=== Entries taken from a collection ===
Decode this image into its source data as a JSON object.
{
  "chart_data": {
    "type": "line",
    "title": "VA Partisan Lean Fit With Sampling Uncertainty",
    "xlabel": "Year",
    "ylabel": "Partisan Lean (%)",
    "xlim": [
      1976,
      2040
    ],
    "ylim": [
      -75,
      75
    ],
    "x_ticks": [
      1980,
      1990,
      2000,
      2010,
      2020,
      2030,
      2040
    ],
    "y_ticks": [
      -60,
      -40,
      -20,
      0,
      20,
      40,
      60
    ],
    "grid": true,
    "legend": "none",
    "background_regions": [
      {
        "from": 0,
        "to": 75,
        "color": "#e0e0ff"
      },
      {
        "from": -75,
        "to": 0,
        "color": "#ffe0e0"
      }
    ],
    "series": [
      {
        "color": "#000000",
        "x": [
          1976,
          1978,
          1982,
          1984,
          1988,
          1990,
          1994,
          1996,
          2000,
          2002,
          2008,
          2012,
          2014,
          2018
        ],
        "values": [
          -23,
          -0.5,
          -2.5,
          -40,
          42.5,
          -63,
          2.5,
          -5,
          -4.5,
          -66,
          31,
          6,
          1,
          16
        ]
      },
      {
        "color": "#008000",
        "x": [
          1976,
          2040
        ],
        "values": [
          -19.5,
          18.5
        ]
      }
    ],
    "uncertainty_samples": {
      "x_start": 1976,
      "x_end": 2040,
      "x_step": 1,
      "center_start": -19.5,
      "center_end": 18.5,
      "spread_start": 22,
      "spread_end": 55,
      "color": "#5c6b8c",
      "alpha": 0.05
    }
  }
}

==

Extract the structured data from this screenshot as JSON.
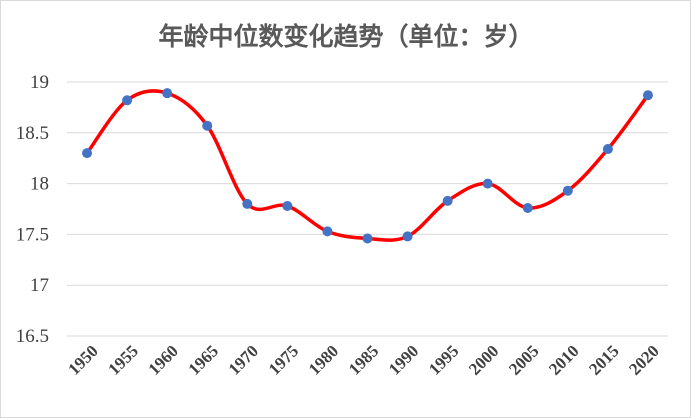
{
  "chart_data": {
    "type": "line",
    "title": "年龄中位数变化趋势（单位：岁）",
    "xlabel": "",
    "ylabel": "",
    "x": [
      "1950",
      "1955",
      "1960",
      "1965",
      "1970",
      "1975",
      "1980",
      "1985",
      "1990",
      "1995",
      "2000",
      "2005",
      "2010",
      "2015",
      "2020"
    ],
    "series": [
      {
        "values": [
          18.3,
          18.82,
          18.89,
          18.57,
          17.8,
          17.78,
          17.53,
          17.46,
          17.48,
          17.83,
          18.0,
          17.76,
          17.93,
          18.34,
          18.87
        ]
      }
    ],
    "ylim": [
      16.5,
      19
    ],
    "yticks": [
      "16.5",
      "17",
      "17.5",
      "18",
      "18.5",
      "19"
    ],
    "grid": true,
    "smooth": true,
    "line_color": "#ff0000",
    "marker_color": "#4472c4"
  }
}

=== WRITTEN INSTRUCTION ===
Copy every line of the listing containing the string "JSON".

=== RIGHT ANSWER ===
Decode this image into its source data as a JSON object.
Extract the structured data from this screenshot as JSON.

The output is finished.